Required work – Find each line that has the string "this" and give the total, with nothing else.

Stored data –
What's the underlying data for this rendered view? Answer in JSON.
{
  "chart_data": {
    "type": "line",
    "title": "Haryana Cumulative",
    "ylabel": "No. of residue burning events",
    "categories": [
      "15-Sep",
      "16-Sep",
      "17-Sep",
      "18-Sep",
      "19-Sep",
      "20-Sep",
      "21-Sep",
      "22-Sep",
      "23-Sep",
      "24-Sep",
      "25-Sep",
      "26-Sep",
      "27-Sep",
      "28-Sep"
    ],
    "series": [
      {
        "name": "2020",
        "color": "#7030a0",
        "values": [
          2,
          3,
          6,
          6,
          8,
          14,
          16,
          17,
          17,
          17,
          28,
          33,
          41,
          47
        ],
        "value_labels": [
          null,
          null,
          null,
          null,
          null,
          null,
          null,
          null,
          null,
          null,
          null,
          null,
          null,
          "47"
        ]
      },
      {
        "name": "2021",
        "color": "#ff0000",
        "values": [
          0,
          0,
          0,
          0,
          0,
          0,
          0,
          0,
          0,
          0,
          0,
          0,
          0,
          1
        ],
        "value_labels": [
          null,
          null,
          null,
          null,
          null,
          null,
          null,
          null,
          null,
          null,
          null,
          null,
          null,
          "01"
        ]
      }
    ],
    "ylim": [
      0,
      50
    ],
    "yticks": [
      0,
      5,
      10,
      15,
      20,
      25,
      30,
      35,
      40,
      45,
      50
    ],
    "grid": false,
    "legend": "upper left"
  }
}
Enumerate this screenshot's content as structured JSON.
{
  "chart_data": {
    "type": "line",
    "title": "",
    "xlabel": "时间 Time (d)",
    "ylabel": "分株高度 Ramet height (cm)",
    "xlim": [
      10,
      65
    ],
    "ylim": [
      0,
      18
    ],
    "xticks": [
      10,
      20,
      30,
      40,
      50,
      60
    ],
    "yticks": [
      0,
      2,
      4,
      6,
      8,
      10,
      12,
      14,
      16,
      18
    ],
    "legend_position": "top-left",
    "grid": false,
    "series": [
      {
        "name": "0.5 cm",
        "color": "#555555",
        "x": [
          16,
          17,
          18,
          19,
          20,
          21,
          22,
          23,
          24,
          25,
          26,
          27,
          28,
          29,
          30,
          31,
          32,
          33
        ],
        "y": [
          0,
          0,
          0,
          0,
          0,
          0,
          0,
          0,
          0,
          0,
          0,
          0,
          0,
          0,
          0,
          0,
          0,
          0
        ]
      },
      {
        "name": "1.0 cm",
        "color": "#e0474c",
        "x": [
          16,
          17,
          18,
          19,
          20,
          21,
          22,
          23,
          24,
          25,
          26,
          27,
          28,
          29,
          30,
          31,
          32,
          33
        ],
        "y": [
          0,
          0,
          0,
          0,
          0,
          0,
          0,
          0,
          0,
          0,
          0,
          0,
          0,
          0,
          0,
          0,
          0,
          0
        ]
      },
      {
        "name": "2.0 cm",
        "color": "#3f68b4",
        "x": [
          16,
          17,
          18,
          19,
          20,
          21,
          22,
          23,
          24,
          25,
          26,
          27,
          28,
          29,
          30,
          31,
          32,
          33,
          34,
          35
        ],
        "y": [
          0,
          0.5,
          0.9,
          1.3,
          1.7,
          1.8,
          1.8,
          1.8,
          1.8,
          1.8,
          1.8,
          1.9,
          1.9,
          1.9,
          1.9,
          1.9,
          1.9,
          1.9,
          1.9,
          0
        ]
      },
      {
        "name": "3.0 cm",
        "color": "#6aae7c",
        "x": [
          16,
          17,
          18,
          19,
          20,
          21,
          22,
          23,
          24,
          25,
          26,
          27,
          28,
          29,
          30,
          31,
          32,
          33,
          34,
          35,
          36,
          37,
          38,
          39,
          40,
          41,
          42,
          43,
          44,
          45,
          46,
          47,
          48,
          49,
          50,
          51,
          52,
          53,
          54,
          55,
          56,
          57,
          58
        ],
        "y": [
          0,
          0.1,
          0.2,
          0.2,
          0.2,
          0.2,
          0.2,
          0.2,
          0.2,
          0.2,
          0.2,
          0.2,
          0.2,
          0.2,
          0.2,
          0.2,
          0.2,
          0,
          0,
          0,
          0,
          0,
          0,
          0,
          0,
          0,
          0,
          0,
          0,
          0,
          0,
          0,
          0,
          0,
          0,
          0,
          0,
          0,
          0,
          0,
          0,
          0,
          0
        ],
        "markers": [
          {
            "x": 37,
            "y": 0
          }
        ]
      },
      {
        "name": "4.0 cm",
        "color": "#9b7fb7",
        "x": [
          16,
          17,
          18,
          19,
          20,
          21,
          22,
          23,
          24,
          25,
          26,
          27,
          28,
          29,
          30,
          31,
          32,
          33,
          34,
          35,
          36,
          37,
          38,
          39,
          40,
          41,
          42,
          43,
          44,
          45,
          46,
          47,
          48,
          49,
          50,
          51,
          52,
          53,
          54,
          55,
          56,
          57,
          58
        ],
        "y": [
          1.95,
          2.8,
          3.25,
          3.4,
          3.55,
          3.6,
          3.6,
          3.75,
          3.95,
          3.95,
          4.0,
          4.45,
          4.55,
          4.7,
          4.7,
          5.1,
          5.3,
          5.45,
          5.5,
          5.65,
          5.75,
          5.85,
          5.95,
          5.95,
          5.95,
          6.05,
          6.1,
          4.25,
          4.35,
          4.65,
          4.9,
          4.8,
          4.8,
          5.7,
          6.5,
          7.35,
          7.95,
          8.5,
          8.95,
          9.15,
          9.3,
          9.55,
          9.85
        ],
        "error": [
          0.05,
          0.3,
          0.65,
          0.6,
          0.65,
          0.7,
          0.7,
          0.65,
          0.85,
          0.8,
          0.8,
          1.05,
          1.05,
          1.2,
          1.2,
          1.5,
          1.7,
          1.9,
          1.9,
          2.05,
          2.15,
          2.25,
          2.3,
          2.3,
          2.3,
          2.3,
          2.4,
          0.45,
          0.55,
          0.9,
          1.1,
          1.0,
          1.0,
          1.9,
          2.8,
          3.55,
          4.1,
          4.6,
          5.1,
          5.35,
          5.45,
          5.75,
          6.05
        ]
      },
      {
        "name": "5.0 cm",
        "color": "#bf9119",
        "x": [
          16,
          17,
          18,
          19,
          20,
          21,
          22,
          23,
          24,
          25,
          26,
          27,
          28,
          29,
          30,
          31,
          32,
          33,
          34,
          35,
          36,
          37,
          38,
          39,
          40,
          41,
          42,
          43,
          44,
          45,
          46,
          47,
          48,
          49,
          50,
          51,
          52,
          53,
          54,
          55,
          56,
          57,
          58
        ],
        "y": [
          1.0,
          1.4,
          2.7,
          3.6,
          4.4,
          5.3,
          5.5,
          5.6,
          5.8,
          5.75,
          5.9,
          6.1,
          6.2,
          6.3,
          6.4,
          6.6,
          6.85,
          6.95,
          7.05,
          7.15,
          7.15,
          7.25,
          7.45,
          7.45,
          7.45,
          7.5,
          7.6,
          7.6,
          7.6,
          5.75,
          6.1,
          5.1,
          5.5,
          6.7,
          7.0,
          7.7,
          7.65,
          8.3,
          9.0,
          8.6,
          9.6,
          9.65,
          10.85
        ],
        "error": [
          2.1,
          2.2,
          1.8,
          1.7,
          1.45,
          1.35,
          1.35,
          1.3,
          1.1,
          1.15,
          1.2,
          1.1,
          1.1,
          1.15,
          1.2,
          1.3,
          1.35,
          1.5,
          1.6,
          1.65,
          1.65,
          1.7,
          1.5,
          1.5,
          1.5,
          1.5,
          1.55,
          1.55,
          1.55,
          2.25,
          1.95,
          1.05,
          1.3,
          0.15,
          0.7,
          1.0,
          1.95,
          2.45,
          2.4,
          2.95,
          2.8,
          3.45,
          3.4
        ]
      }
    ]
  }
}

Exercise answer – 2